Task to carry out
From the listing below, copy every line with the word "engaged".

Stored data
------------------------

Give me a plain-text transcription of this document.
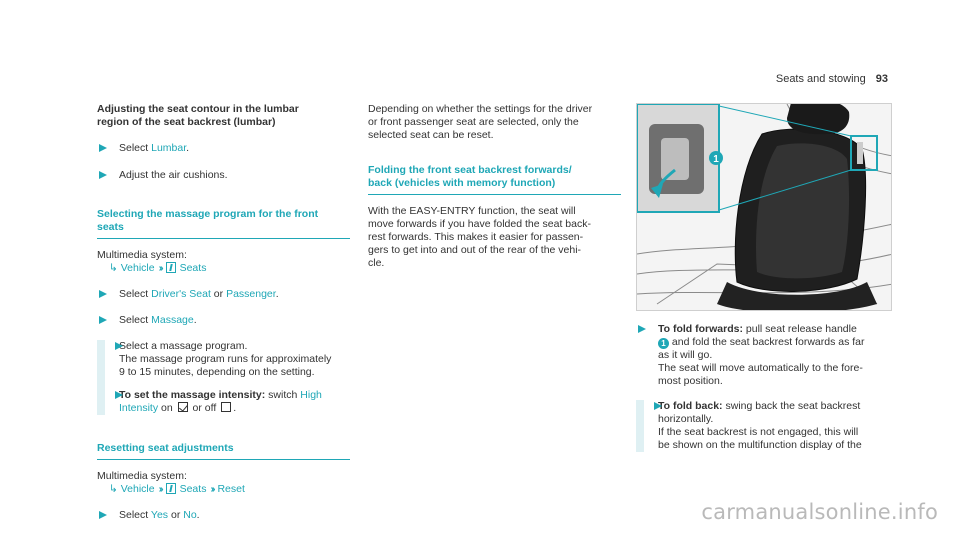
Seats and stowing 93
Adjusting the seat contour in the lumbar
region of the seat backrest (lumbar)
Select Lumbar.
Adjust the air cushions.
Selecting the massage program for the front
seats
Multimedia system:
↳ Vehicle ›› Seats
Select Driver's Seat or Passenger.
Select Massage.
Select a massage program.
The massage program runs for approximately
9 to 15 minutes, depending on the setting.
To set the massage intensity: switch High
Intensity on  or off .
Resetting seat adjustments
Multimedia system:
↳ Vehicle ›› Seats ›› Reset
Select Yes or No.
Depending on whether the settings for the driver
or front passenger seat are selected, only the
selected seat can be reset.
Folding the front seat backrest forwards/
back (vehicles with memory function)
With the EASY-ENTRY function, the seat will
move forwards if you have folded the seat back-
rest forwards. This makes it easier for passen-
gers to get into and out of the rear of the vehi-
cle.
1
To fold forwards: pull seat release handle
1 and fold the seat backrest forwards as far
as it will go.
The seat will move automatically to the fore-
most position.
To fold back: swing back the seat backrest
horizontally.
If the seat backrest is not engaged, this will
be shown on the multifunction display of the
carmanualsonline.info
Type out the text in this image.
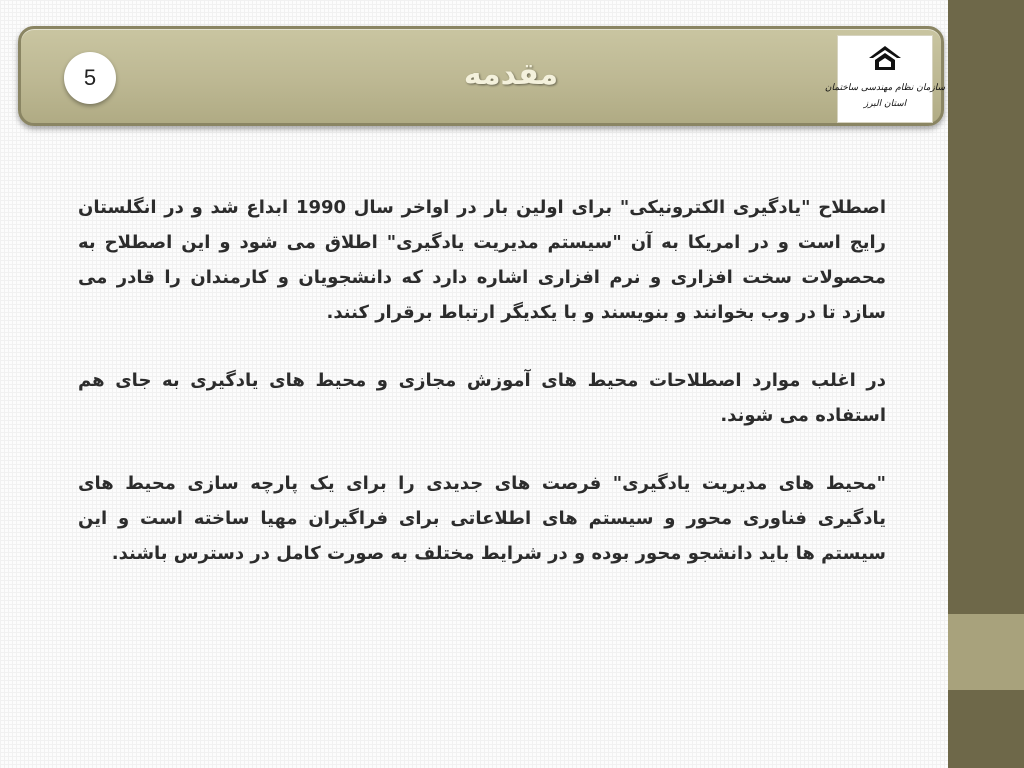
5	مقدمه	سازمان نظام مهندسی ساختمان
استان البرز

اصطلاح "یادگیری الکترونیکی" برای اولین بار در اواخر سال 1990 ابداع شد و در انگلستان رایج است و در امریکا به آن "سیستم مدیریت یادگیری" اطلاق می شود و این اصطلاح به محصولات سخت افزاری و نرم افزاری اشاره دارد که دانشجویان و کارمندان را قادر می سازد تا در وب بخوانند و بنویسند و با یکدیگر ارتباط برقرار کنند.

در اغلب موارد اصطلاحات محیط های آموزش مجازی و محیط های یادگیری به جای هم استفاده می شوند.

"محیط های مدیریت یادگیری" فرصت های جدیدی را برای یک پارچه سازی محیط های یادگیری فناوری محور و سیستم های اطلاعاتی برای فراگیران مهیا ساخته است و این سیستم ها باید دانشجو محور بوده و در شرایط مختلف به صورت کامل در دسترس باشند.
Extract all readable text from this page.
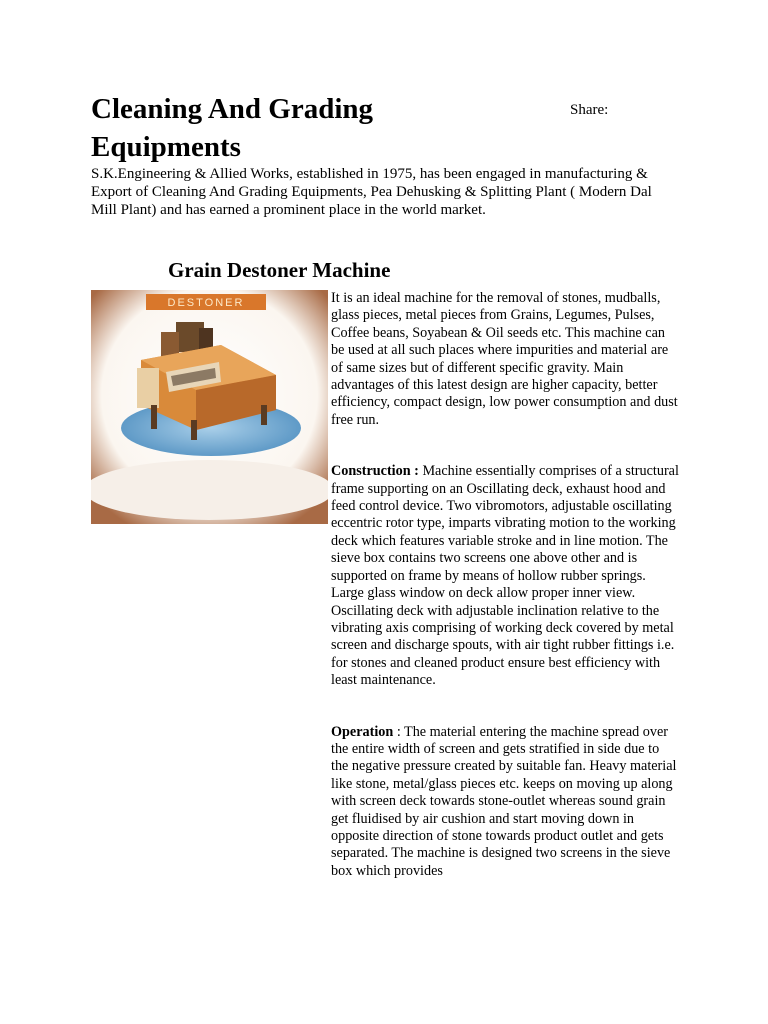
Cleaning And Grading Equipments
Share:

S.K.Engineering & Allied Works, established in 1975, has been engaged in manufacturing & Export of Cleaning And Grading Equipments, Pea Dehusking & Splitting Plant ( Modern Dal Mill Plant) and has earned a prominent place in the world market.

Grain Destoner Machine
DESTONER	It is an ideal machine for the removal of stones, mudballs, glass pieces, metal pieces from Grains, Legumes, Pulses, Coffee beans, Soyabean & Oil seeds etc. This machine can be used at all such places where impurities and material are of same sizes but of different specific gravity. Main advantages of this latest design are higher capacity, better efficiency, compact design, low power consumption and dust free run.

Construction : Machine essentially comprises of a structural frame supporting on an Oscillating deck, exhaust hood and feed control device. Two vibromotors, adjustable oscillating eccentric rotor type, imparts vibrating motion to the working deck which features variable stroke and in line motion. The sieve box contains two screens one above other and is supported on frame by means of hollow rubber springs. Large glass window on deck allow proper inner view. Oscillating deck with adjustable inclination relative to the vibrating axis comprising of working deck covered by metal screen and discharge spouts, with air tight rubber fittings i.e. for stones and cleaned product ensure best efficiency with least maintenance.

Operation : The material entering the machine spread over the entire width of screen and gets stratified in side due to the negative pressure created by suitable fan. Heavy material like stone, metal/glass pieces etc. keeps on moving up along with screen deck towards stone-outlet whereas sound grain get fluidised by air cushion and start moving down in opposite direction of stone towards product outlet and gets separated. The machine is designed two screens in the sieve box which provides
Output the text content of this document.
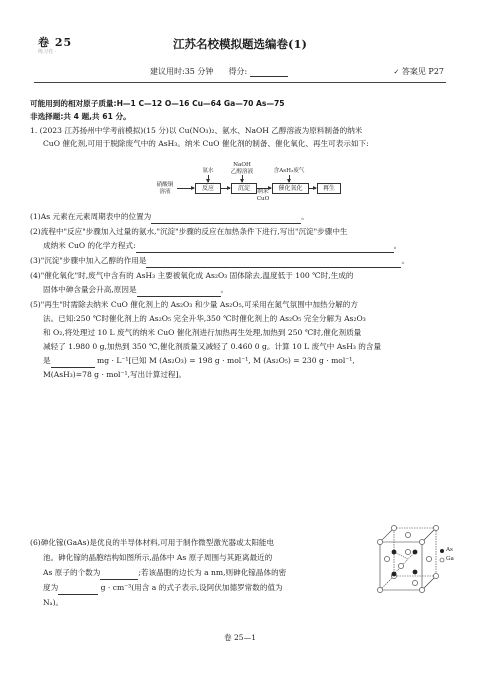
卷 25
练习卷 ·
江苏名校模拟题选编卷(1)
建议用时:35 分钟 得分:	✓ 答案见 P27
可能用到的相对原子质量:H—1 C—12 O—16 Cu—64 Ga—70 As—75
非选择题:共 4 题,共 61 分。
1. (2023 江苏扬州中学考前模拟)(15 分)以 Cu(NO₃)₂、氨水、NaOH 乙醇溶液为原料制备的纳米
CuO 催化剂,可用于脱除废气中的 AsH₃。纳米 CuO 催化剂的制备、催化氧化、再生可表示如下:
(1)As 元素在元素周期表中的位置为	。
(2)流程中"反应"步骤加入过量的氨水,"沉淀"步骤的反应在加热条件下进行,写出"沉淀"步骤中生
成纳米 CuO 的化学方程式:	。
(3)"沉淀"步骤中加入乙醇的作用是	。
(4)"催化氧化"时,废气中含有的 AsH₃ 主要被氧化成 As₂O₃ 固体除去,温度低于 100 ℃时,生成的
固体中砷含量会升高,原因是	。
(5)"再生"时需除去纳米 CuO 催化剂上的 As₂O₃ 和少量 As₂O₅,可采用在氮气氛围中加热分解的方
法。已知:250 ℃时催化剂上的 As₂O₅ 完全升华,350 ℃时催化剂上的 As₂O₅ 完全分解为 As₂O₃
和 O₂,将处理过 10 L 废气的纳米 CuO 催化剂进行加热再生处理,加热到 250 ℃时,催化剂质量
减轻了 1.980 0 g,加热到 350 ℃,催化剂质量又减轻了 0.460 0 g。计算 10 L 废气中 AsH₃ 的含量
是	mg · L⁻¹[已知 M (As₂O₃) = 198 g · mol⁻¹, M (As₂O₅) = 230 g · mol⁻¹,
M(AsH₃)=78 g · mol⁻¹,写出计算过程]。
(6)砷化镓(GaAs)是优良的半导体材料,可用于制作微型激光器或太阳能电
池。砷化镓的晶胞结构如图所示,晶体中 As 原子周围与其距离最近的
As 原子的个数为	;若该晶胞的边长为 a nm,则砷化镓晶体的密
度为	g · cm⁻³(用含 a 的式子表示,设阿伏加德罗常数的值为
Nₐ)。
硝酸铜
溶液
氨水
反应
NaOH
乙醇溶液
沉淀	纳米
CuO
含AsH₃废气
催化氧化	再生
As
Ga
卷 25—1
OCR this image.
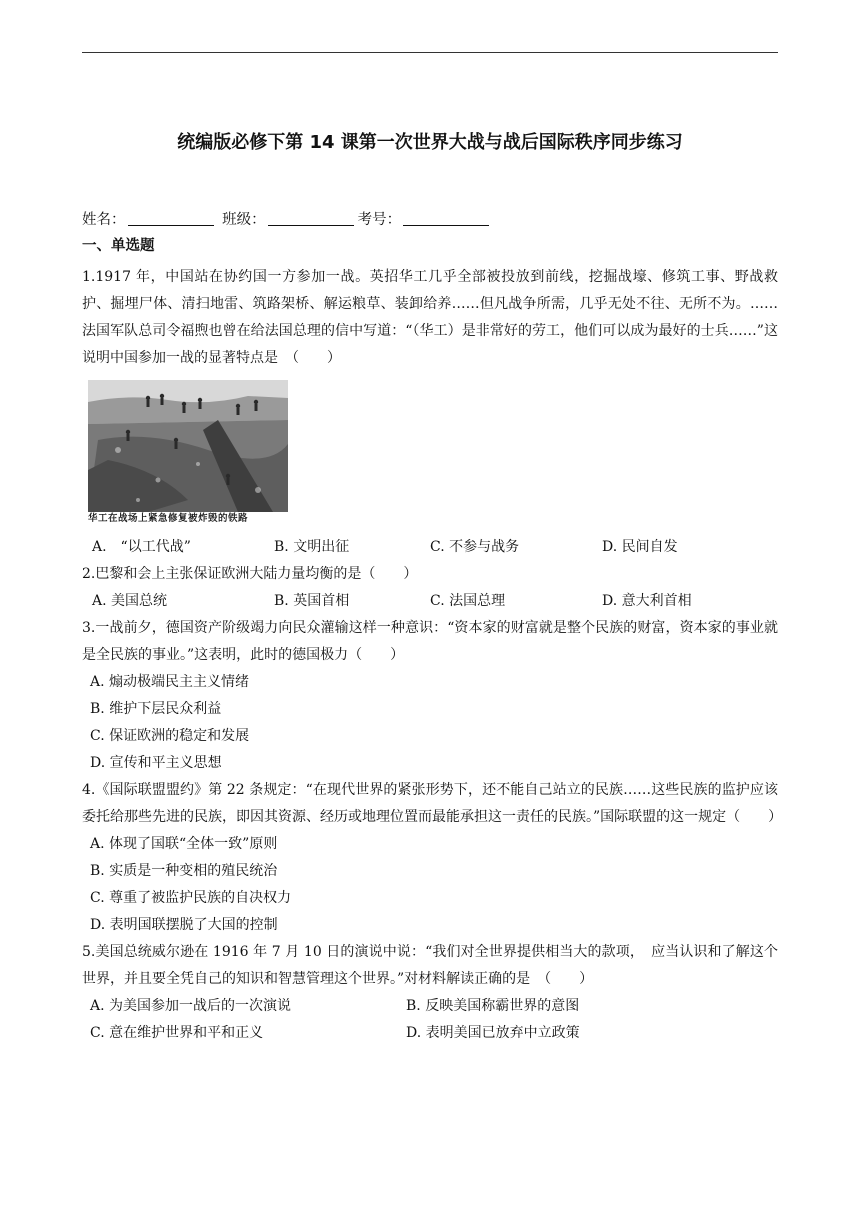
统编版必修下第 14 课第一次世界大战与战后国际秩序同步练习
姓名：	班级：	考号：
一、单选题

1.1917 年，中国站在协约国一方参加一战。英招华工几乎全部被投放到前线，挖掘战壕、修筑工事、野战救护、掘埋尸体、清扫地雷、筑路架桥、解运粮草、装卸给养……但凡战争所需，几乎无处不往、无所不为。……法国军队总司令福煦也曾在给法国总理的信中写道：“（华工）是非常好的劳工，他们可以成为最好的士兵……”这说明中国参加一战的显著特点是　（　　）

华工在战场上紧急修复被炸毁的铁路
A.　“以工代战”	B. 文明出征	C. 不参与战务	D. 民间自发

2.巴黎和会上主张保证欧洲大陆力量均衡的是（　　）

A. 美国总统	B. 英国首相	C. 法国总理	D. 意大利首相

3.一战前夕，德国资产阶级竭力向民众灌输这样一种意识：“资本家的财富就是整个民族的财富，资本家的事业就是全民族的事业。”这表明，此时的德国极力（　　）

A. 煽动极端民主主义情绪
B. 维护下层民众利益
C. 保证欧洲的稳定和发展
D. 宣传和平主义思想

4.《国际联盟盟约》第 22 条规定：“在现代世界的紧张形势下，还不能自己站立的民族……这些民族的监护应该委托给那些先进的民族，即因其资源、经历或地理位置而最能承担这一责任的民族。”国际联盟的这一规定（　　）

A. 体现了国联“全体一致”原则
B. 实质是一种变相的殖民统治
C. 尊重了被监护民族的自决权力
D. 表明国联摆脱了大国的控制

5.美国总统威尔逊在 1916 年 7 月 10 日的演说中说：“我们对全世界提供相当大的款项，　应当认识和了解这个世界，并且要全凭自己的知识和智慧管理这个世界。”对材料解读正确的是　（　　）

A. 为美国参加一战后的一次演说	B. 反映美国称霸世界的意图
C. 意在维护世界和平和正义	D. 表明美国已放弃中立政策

------------------------

Completed exercise
If the seat backrest is not engaged, this will
S.K.Engineering & Allied Works, established in 1975, has been engaged in manufacturing & Export of Cleaning And Grading Equipments, Pea Dehusking & Splitting Plant ( Modern Dal Mill Plant) and has earned a prominent place in the world market.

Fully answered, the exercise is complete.